* BEGIN RECORDS SUPPLIED *

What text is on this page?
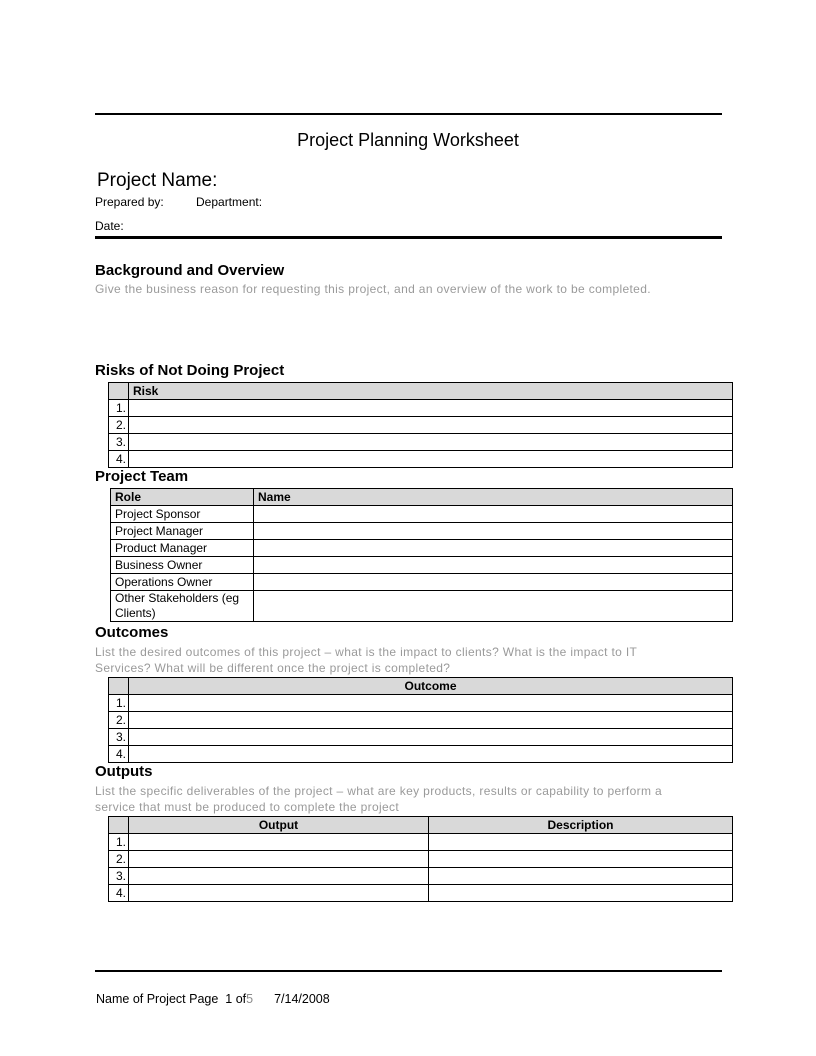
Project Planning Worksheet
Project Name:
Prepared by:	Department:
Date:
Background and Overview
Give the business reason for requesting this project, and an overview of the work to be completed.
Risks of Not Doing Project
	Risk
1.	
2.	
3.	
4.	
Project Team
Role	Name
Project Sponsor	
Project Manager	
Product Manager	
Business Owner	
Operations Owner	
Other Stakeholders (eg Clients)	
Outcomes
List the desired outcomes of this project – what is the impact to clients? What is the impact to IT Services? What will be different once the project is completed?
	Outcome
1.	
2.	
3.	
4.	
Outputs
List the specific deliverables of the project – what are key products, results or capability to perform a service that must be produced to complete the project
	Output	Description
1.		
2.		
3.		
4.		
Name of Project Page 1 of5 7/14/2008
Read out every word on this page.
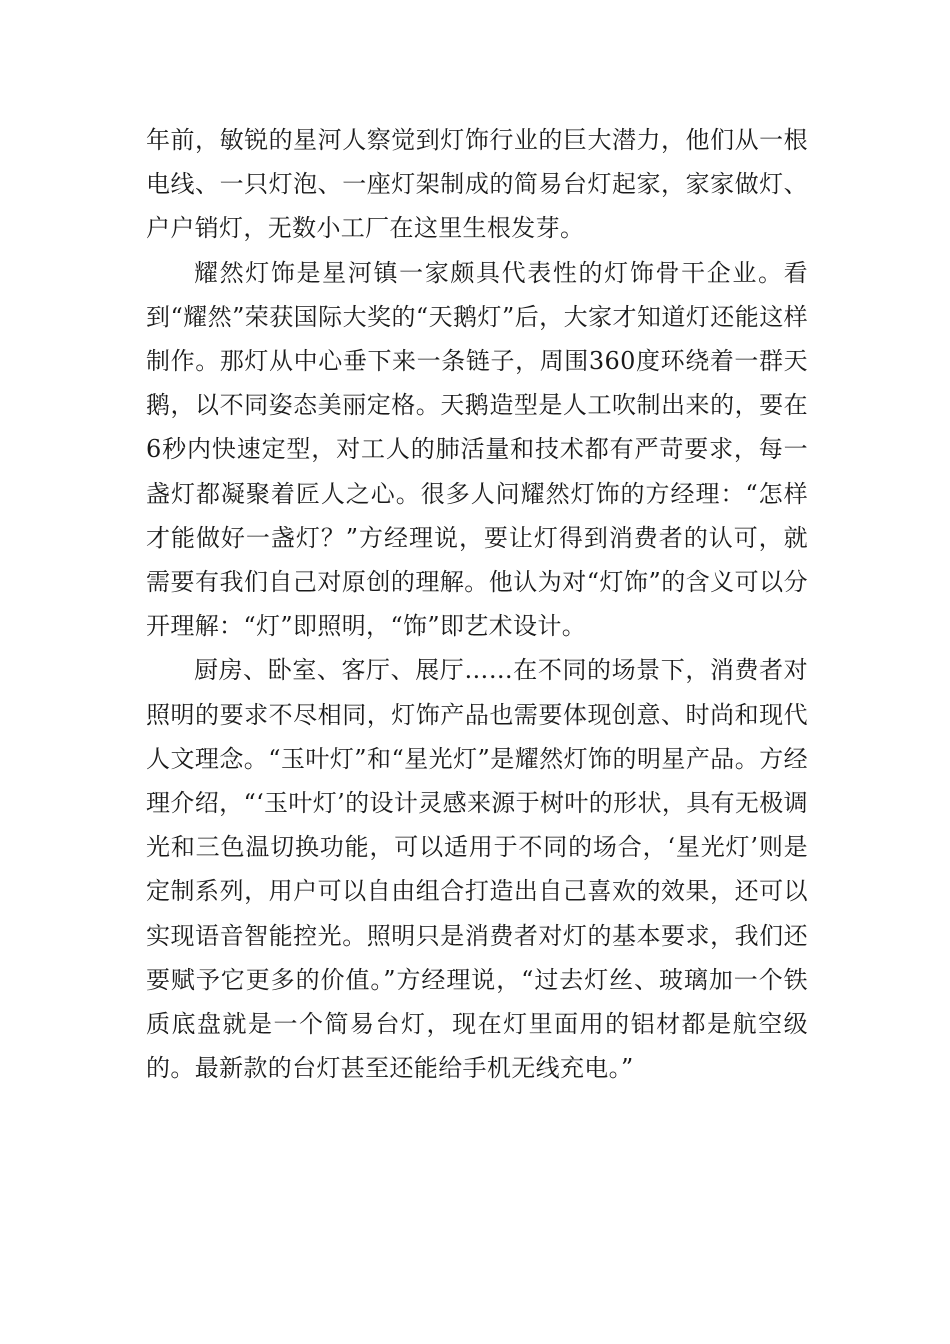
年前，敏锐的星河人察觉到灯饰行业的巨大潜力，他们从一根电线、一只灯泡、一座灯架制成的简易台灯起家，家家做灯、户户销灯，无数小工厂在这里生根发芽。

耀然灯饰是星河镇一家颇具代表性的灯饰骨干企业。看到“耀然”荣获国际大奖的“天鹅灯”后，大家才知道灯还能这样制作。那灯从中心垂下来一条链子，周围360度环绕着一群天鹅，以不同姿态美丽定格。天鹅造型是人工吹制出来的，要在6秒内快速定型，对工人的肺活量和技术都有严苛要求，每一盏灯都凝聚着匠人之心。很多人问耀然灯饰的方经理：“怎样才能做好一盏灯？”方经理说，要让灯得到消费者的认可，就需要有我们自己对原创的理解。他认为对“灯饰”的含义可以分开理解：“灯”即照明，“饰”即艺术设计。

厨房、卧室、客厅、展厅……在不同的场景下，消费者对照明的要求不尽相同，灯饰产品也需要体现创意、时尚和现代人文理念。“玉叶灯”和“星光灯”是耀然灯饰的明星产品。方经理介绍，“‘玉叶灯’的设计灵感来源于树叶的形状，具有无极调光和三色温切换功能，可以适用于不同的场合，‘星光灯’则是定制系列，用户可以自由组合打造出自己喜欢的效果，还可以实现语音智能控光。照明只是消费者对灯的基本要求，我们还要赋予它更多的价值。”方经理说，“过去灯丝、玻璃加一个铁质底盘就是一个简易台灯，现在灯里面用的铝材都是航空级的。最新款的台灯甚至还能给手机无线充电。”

* END RECORDS SUPPLIED *
* BEGIN RECORDS SUPPLIED *

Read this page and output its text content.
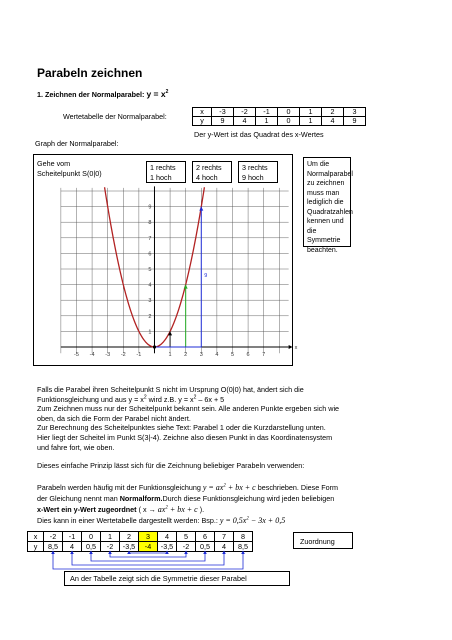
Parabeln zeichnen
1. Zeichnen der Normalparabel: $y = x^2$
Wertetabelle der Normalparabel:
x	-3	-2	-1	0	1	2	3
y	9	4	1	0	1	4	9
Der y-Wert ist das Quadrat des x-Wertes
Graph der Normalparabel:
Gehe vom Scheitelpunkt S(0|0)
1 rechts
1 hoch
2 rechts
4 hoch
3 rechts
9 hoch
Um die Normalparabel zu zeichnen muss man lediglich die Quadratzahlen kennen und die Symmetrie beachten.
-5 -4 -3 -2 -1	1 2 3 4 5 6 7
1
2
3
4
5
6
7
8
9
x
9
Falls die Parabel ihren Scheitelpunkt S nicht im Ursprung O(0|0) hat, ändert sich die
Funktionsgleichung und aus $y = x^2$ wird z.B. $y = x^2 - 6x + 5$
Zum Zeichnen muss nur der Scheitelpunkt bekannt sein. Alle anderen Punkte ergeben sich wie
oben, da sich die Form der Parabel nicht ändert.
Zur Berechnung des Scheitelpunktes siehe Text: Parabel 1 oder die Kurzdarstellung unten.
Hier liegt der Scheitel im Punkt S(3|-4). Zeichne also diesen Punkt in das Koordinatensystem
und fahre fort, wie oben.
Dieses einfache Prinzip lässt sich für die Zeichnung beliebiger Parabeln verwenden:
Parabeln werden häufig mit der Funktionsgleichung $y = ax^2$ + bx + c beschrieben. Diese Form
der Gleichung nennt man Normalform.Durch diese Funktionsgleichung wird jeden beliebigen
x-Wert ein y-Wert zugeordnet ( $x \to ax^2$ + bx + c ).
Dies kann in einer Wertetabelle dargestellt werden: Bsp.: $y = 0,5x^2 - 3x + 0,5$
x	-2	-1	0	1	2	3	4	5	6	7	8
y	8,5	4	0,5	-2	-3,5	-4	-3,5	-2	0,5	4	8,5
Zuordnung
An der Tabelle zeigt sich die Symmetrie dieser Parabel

* END RECORDS SUPPLIED *
* BEGIN RECORDS SUPPLIED *

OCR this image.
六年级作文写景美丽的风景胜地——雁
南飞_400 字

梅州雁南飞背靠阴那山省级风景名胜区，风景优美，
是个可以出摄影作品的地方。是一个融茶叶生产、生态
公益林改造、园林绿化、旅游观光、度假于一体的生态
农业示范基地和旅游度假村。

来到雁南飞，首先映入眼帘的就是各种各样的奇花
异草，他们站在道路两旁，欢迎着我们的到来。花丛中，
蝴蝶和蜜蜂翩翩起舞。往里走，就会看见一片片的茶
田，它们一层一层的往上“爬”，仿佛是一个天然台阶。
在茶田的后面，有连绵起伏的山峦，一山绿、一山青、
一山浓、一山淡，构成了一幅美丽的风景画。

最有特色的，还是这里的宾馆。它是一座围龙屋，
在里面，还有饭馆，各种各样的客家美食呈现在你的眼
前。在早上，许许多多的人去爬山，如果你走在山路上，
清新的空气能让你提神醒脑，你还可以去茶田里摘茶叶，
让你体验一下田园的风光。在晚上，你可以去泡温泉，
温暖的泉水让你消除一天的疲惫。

* END RECORDS SUPPLIED *

▸ **WRITTEN PROBLEM**: Your task is to pick out every line with the string "muss" and copy it.

▸ **SOLUTION TO THIS PROBLEM**:
Um die Normalparabel zu zeichnen muss man lediglich die Quadratzahlen kennen und die Symmetrie beachten.
Zum Zeichnen muss nur der Scheitelpunkt bekannt sein. Alle anderen Punkte ergeben sich wie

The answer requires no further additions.